*Provided data:*
__________

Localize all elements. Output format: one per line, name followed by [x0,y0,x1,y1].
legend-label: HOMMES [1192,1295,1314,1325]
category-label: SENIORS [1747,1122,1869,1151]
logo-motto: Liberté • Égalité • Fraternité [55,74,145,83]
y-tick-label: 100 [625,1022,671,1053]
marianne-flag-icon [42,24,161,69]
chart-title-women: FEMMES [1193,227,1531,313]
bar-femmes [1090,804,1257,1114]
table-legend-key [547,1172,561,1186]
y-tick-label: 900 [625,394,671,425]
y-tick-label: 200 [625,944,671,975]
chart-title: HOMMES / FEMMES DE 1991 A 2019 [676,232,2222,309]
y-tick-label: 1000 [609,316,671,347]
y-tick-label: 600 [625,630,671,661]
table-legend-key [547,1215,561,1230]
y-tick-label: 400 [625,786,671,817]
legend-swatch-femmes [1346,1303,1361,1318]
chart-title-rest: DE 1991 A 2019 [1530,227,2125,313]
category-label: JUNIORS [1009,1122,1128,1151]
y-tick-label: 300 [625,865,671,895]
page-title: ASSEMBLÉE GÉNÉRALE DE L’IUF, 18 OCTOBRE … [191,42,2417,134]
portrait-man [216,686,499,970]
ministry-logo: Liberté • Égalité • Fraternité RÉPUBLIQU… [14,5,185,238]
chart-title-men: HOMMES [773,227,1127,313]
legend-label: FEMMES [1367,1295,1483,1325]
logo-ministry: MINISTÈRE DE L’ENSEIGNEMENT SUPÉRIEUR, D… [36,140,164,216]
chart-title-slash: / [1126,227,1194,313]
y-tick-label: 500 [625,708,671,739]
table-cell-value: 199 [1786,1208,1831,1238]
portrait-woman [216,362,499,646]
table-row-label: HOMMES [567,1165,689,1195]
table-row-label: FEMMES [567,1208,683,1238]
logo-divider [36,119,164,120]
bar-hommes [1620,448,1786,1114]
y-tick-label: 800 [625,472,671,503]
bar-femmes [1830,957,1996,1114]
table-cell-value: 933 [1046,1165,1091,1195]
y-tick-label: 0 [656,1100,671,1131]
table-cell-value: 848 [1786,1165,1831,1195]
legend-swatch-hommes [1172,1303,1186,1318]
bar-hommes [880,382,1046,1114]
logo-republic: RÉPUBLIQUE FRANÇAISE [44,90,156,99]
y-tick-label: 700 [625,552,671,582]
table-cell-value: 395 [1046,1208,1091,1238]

__________

*Do this:* Present every line from the beginning of the records through the line containing "marianne-flag-icon [42,24,161,69]", inclusive, as a Markdown table with the columns Index and Content. Omit blank lines.

*Right answer:*
| Index | Content |
|---|---|
| 1 | Localize all elements. Output format: one per line, name followed by [x0,y0,x1,y1]. |
| 2 | legend-label: HOMMES [1192,1295,1314,1325] |
| 3 | category-label: SENIORS [1747,1122,1869,1151] |
| 4 | logo-motto: Liberté • Égalité • Fraternité [55,74,145,83] |
| 5 | y-tick-label: 100 [625,1022,671,1053] |
| 6 | marianne-flag-icon [42,24,161,69] |